Count how many lines of the material below have the word "Convert" and give only the number.
····················
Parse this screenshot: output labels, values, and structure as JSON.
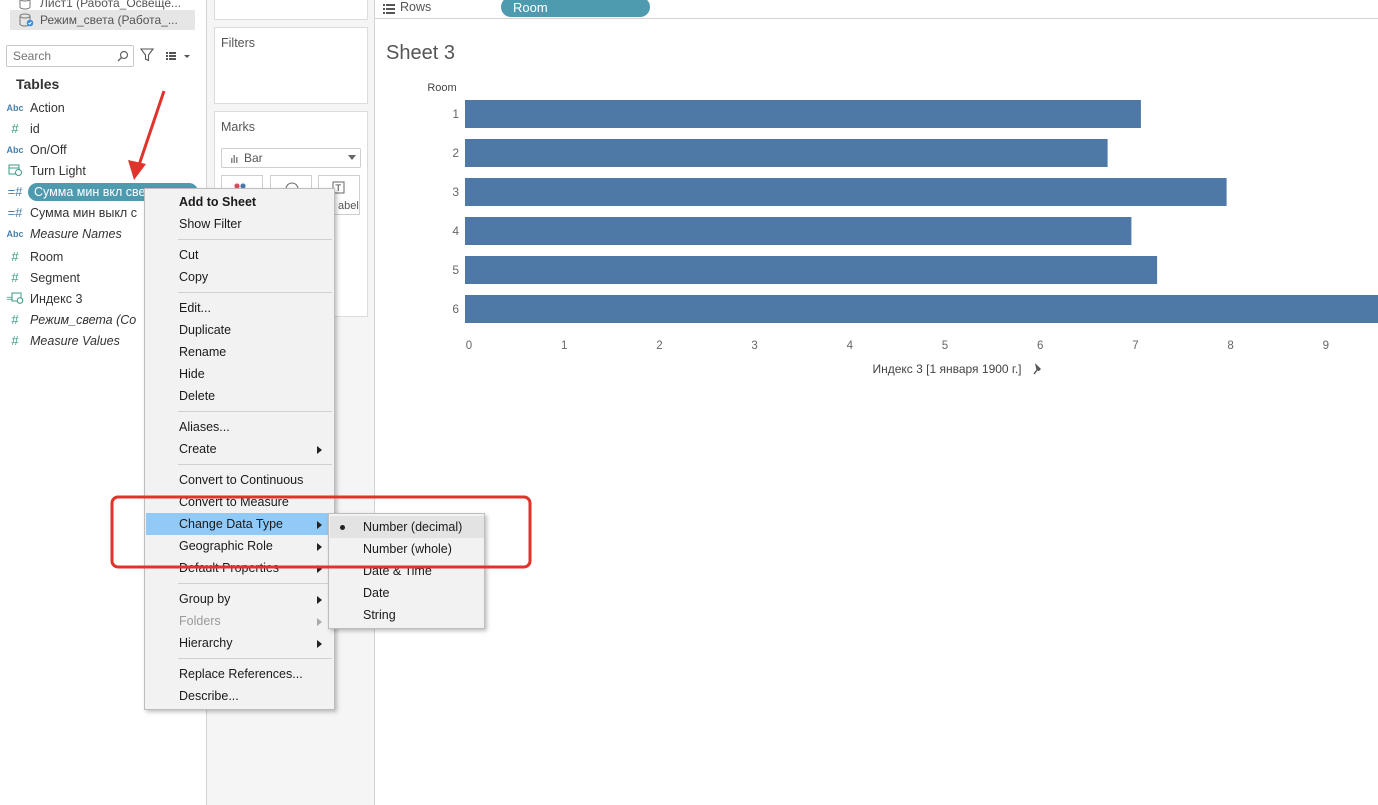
{
  "datasources": [
    {
      "label": "Лист1 (Работа_Освеще...",
      "selected": false
    },
    {
      "label": "Режим_света (Работа_...",
      "selected": true
    }
  ],
  "search": {
    "placeholder": "Search"
  },
  "tables_heading": "Tables",
  "fields": [
    {
      "type": "Abc",
      "label": "Action",
      "italic": false
    },
    {
      "type": "#",
      "label": "id",
      "italic": false
    },
    {
      "type": "Abc",
      "label": "On/Off",
      "italic": false
    },
    {
      "type": "calendar",
      "label": "Turn Light",
      "italic": false
    },
    {
      "type": "=#",
      "label": "Сумма мин вкл све",
      "italic": false,
      "selected": true
    },
    {
      "type": "=#",
      "label": "Сумма мин выкл с",
      "italic": false
    },
    {
      "type": "Abc",
      "label": "Measure Names",
      "italic": true
    },
    {
      "type": "#",
      "label": "Room",
      "italic": false
    },
    {
      "type": "#",
      "label": "Segment",
      "italic": false
    },
    {
      "type": "=calendar",
      "label": "Индекс 3",
      "italic": false
    },
    {
      "type": "#",
      "label": "Режим_света (Со",
      "italic": true
    },
    {
      "type": "#",
      "label": "Measure Values",
      "italic": true
    }
  ],
  "shelves": {
    "filters_title": "Filters",
    "marks_title": "Marks",
    "marks_type": "Bar",
    "label_button": "abel",
    "rows_label": "Rows",
    "rows_pill": "Room"
  },
  "sheet_title": "Sheet 3",
  "chart_data": {
    "type": "bar",
    "orientation": "horizontal",
    "y_header": "Room",
    "categories": [
      "1",
      "2",
      "3",
      "4",
      "5",
      "6"
    ],
    "values": [
      7.1,
      6.75,
      8.0,
      7.0,
      7.27,
      9.65
    ],
    "x_ticks": [
      0,
      1,
      2,
      3,
      4,
      5,
      6,
      7,
      8,
      9
    ],
    "xlim": [
      0,
      9.6
    ],
    "xlabel": "Индекс 3 [1 января 1900 г.]",
    "bar_color": "#4e79a7",
    "grid": false
  },
  "context_menu": {
    "items": [
      {
        "label": "Add to Sheet",
        "bold": true
      },
      {
        "label": "Show Filter"
      },
      {
        "sep": true
      },
      {
        "label": "Cut"
      },
      {
        "label": "Copy"
      },
      {
        "sep": true
      },
      {
        "label": "Edit..."
      },
      {
        "label": "Duplicate"
      },
      {
        "label": "Rename"
      },
      {
        "label": "Hide"
      },
      {
        "label": "Delete"
      },
      {
        "sep": true
      },
      {
        "label": "Aliases..."
      },
      {
        "label": "Create",
        "submenu": true
      },
      {
        "sep": true
      },
      {
        "label": "Convert to Continuous"
      },
      {
        "label": "Convert to Measure"
      },
      {
        "label": "Change Data Type",
        "submenu": true,
        "highlighted": true
      },
      {
        "label": "Geographic Role",
        "submenu": true
      },
      {
        "label": "Default Properties",
        "submenu": true
      },
      {
        "sep": true
      },
      {
        "label": "Group by",
        "submenu": true
      },
      {
        "label": "Folders",
        "submenu": true,
        "disabled": true
      },
      {
        "label": "Hierarchy",
        "submenu": true
      },
      {
        "sep": true
      },
      {
        "label": "Replace References..."
      },
      {
        "label": "Describe..."
      }
    ]
  },
  "data_type_submenu": {
    "items": [
      {
        "label": "Number (decimal)",
        "checked": true
      },
      {
        "label": "Number (whole)"
      },
      {
        "label": "Date & Time"
      },
      {
        "label": "Date"
      },
      {
        "label": "String"
      }
    ]
  },
  "colors": {
    "pill": "#4e9bb0",
    "bar": "#4e79a7",
    "menu_highlight": "#91c9f7",
    "annotation_red": "#e0332b"
  }
}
····················
**THE RESPONSE**
2